» OBJECTIVE
Pull out every line with the word "title".
** Start LISTED ENTRIES **
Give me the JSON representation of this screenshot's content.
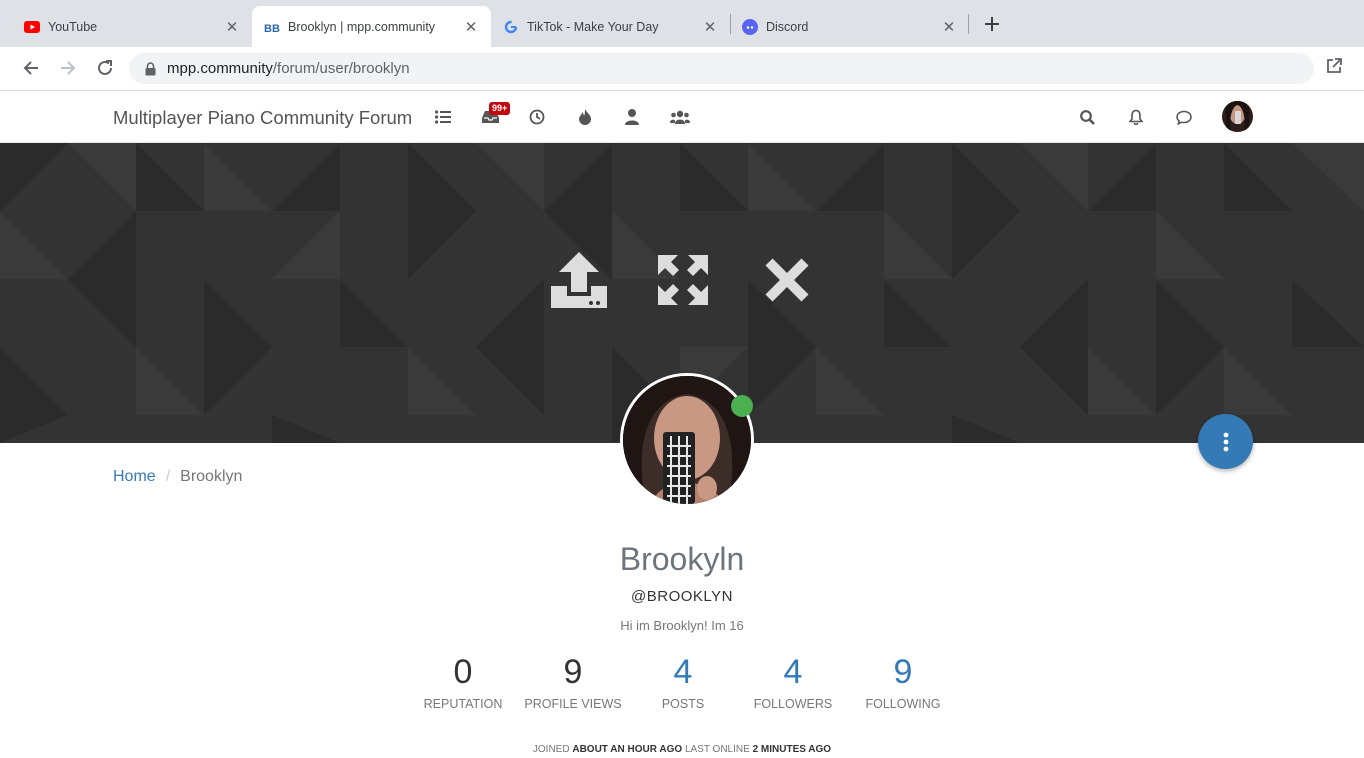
{
  "browser": {
    "tabs": [
      {
        "title": "YouTube",
        "icon": "youtube-icon"
      },
      {
        "title": "Brooklyn | mpp.community",
        "icon": "nodebb-icon",
        "active": true
      },
      {
        "title": "TikTok - Make Your Day",
        "icon": "google-icon"
      },
      {
        "title": "Discord",
        "icon": "discord-icon"
      }
    ],
    "url_host": "mpp.community",
    "url_path": "/forum/user/brooklyn"
  },
  "forum": {
    "brand": "Multiplayer Piano Community Forum",
    "unread_badge": "99+"
  },
  "breadcrumb": {
    "home": "Home",
    "current": "Brooklyn"
  },
  "profile": {
    "fullname": "Brookyln",
    "username": "@BROOKLYN",
    "aboutme": "Hi im Brooklyn! Im 16",
    "online": true,
    "stats": [
      {
        "value": "0",
        "label": "REPUTATION"
      },
      {
        "value": "9",
        "label": "PROFILE VIEWS"
      },
      {
        "value": "4",
        "label": "POSTS"
      },
      {
        "value": "4",
        "label": "FOLLOWERS"
      },
      {
        "value": "9",
        "label": "FOLLOWING"
      }
    ],
    "joined_label": "JOINED",
    "joined_value": "ABOUT AN HOUR AGO",
    "lastonline_label": "LAST ONLINE",
    "lastonline_value": "2 MINUTES AGO"
  },
  "colors": {
    "link": "#337ab7",
    "badge": "#c3060e",
    "online": "#4caf50",
    "cover": "#333333"
  }
}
** End LISTED ENTRIES **
» TASK RESULT
        "title": "YouTube",
        "title": "Brooklyn | mpp.community",
        "title": "TikTok - Make Your Day",
        "title": "Discord",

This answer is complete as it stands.